What is expected: Collect every line below that contains the word "this".

Data extract:
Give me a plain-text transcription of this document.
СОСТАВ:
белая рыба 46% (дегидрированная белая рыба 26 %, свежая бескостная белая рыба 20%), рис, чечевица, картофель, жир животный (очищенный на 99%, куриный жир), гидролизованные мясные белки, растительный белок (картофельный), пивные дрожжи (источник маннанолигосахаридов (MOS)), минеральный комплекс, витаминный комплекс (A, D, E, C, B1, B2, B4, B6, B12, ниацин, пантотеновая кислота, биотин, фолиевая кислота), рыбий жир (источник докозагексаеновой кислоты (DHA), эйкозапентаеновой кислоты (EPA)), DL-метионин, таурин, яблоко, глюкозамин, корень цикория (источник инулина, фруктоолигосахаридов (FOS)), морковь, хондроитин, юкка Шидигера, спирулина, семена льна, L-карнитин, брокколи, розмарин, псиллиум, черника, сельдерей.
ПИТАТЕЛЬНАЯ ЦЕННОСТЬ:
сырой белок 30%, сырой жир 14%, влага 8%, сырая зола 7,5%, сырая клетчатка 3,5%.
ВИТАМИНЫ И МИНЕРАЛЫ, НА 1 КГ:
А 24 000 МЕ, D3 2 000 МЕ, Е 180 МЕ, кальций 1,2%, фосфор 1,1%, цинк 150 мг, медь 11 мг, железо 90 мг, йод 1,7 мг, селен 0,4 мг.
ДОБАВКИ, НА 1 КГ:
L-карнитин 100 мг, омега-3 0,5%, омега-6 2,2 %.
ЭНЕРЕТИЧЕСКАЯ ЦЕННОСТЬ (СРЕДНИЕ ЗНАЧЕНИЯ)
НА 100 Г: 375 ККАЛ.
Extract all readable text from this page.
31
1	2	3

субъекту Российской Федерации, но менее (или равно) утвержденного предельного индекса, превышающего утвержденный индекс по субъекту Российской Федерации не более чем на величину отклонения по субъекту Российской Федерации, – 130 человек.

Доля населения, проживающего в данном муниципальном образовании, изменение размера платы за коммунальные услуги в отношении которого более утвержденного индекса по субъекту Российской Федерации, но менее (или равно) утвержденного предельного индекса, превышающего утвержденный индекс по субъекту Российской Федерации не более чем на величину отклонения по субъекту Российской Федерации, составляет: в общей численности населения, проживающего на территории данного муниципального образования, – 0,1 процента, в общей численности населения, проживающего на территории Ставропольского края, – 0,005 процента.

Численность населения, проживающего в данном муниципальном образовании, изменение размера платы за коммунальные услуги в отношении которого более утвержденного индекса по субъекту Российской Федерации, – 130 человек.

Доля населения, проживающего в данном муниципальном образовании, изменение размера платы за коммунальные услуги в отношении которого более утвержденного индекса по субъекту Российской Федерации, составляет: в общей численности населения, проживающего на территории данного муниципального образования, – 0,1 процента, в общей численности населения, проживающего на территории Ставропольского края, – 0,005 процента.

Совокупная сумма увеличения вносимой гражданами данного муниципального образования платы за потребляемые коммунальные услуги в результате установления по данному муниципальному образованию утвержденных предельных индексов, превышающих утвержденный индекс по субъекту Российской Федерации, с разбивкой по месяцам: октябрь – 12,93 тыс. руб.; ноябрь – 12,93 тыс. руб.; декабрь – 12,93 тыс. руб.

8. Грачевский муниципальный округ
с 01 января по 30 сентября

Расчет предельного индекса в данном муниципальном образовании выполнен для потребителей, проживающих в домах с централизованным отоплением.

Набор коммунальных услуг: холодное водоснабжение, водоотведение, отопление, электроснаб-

Correct result:
Give me a plain-text transcription of this document.
Extract all readable text from this page.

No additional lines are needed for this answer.